### To do
Transcribe all records exactly.

-- start Records for processing --

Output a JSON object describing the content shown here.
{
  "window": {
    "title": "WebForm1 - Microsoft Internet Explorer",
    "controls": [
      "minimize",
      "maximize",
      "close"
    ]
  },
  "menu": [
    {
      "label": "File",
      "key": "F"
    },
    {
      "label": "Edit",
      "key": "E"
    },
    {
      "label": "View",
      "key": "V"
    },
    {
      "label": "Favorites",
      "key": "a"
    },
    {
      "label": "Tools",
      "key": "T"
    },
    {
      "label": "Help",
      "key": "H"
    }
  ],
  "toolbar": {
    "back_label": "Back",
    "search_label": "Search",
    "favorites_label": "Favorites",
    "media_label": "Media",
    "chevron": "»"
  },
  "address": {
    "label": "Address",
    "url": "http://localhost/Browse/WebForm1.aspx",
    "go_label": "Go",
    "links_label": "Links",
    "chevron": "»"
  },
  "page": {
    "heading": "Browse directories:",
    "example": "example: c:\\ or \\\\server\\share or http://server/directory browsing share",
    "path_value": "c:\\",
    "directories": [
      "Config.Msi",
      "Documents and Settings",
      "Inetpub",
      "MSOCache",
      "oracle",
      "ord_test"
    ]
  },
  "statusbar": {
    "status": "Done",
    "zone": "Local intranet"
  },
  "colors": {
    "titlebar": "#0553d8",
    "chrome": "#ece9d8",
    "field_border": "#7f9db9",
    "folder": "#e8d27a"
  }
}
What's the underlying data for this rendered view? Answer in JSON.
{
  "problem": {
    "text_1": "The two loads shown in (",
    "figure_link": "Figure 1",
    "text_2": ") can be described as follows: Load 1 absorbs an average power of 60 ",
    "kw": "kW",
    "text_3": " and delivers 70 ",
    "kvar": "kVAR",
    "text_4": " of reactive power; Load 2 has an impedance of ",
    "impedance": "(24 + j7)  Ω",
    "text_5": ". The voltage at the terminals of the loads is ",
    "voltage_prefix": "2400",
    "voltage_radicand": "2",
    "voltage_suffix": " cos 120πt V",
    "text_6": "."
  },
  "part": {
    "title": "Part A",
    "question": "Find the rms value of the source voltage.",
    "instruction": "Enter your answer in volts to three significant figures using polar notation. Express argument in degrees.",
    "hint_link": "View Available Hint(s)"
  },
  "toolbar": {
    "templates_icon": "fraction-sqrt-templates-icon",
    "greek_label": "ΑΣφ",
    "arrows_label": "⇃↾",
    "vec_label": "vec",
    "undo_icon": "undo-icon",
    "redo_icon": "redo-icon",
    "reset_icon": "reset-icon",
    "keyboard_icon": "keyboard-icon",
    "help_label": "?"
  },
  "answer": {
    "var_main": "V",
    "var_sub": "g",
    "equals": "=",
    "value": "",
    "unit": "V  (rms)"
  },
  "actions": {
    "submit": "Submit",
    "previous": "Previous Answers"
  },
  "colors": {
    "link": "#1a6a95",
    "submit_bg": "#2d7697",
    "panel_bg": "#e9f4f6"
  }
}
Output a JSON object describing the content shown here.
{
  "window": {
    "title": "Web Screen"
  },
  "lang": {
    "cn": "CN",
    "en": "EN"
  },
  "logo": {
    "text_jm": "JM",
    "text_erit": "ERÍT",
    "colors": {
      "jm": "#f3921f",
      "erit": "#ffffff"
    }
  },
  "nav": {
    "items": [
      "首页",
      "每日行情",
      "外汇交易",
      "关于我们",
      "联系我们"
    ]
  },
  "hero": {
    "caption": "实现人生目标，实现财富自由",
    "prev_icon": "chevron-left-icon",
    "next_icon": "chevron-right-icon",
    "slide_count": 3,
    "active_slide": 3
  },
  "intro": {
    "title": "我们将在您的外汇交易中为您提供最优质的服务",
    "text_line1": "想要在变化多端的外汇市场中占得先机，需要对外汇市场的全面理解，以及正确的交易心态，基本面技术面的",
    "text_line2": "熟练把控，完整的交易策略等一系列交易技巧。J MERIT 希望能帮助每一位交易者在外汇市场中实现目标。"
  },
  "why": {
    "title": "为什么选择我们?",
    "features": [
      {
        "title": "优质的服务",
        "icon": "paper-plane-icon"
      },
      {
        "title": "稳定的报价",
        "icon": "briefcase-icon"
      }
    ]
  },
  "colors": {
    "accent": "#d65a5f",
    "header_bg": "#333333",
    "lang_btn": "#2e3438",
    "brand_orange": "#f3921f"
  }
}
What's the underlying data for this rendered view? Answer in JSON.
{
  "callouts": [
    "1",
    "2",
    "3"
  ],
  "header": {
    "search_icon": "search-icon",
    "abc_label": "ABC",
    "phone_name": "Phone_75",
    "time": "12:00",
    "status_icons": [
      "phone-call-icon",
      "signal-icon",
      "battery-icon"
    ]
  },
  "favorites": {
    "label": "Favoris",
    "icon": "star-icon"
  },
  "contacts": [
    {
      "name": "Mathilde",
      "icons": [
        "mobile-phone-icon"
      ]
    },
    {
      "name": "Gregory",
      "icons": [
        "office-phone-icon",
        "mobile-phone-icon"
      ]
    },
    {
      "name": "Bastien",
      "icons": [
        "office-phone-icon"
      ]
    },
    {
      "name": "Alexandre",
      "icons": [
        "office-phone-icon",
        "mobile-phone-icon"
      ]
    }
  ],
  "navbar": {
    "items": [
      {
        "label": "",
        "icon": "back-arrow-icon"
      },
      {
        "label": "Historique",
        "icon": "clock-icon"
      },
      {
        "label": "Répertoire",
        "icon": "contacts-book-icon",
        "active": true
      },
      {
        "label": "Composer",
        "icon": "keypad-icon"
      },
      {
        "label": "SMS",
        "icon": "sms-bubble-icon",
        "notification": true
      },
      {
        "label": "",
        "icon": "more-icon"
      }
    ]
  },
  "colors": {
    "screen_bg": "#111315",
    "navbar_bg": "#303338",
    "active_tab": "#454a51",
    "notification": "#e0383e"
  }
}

-- end Records for processing --

### Output of the exercise
Output a JSON object describing the content shown here.
{
  "window": {
    "title": "WebForm1 - Microsoft Internet Explorer",
    "controls": [
      "minimize",
      "maximize",
      "close"
    ]
  },
  "menu": [
    {
      "label": "File",
      "key": "F"
    },
    {
      "label": "Edit",
      "key": "E"
    },
    {
      "label": "View",
      "key": "V"
    },
    {
      "label": "Favorites",
      "key": "a"
    },
    {
      "label": "Tools",
      "key": "T"
    },
    {
      "label": "Help",
      "key": "H"
    }
  ],
  "toolbar": {
    "back_label": "Back",
    "search_label": "Search",
    "favorites_label": "Favorites",
    "media_label": "Media",
    "chevron": "»"
  },
  "address": {
    "label": "Address",
    "url": "http://localhost/Browse/WebForm1.aspx",
    "go_label": "Go",
    "links_label": "Links",
    "chevron": "»"
  },
  "page": {
    "heading": "Browse directories:",
    "example": "example: c:\\ or \\\\server\\share or http://server/directory browsing share",
    "path_value": "c:\\",
    "directories": [
      "Config.Msi",
      "Documents and Settings",
      "Inetpub",
      "MSOCache",
      "oracle",
      "ord_test"
    ]
  },
  "statusbar": {
    "status": "Done",
    "zone": "Local intranet"
  },
  "colors": {
    "titlebar": "#0553d8",
    "chrome": "#ece9d8",
    "field_border": "#7f9db9",
    "folder": "#e8d27a"
  }
}
What's the underlying data for this rendered view? Answer in JSON.
{
  "problem": {
    "text_1": "The two loads shown in (",
    "figure_link": "Figure 1",
    "text_2": ") can be described as follows: Load 1 absorbs an average power of 60 ",
    "kw": "kW",
    "text_3": " and delivers 70 ",
    "kvar": "kVAR",
    "text_4": " of reactive power; Load 2 has an impedance of ",
    "impedance": "(24 + j7)  Ω",
    "text_5": ". The voltage at the terminals of the loads is ",
    "voltage_prefix": "2400",
    "voltage_radicand": "2",
    "voltage_suffix": " cos 120πt V",
    "text_6": "."
  },
  "part": {
    "title": "Part A",
    "question": "Find the rms value of the source voltage.",
    "instruction": "Enter your answer in volts to three significant figures using polar notation. Express argument in degrees.",
    "hint_link": "View Available Hint(s)"
  },
  "toolbar": {
    "templates_icon": "fraction-sqrt-templates-icon",
    "greek_label": "ΑΣφ",
    "arrows_label": "⇃↾",
    "vec_label": "vec",
    "undo_icon": "undo-icon",
    "redo_icon": "redo-icon",
    "reset_icon": "reset-icon",
    "keyboard_icon": "keyboard-icon",
    "help_label": "?"
  },
  "answer": {
    "var_main": "V",
    "var_sub": "g",
    "equals": "=",
    "value": "",
    "unit": "V  (rms)"
  },
  "actions": {
    "submit": "Submit",
    "previous": "Previous Answers"
  },
  "colors": {
    "link": "#1a6a95",
    "submit_bg": "#2d7697",
    "panel_bg": "#e9f4f6"
  }
}
Output a JSON object describing the content shown here.
{
  "window": {
    "title": "Web Screen"
  },
  "lang": {
    "cn": "CN",
    "en": "EN"
  },
  "logo": {
    "text_jm": "JM",
    "text_erit": "ERÍT",
    "colors": {
      "jm": "#f3921f",
      "erit": "#ffffff"
    }
  },
  "nav": {
    "items": [
      "首页",
      "每日行情",
      "外汇交易",
      "关于我们",
      "联系我们"
    ]
  },
  "hero": {
    "caption": "实现人生目标，实现财富自由",
    "prev_icon": "chevron-left-icon",
    "next_icon": "chevron-right-icon",
    "slide_count": 3,
    "active_slide": 3
  },
  "intro": {
    "title": "我们将在您的外汇交易中为您提供最优质的服务",
    "text_line1": "想要在变化多端的外汇市场中占得先机，需要对外汇市场的全面理解，以及正确的交易心态，基本面技术面的",
    "text_line2": "熟练把控，完整的交易策略等一系列交易技巧。J MERIT 希望能帮助每一位交易者在外汇市场中实现目标。"
  },
  "why": {
    "title": "为什么选择我们?",
    "features": [
      {
        "title": "优质的服务",
        "icon": "paper-plane-icon"
      },
      {
        "title": "稳定的报价",
        "icon": "briefcase-icon"
      }
    ]
  },
  "colors": {
    "accent": "#d65a5f",
    "header_bg": "#333333",
    "lang_btn": "#2e3438",
    "brand_orange": "#f3921f"
  }
}
What's the underlying data for this rendered view? Answer in JSON.
{
  "callouts": [
    "1",
    "2",
    "3"
  ],
  "header": {
    "search_icon": "search-icon",
    "abc_label": "ABC",
    "phone_name": "Phone_75",
    "time": "12:00",
    "status_icons": [
      "phone-call-icon",
      "signal-icon",
      "battery-icon"
    ]
  },
  "favorites": {
    "label": "Favoris",
    "icon": "star-icon"
  },
  "contacts": [
    {
      "name": "Mathilde",
      "icons": [
        "mobile-phone-icon"
      ]
    },
    {
      "name": "Gregory",
      "icons": [
        "office-phone-icon",
        "mobile-phone-icon"
      ]
    },
    {
      "name": "Bastien",
      "icons": [
        "office-phone-icon"
      ]
    },
    {
      "name": "Alexandre",
      "icons": [
        "office-phone-icon",
        "mobile-phone-icon"
      ]
    }
  ],
  "navbar": {
    "items": [
      {
        "label": "",
        "icon": "back-arrow-icon"
      },
      {
        "label": "Historique",
        "icon": "clock-icon"
      },
      {
        "label": "Répertoire",
        "icon": "contacts-book-icon",
        "active": true
      },
      {
        "label": "Composer",
        "icon": "keypad-icon"
      },
      {
        "label": "SMS",
        "icon": "sms-bubble-icon",
        "notification": true
      },
      {
        "label": "",
        "icon": "more-icon"
      }
    ]
  },
  "colors": {
    "screen_bg": "#111315",
    "navbar_bg": "#303338",
    "active_tab": "#454a51",
    "notification": "#e0383e"
  }
}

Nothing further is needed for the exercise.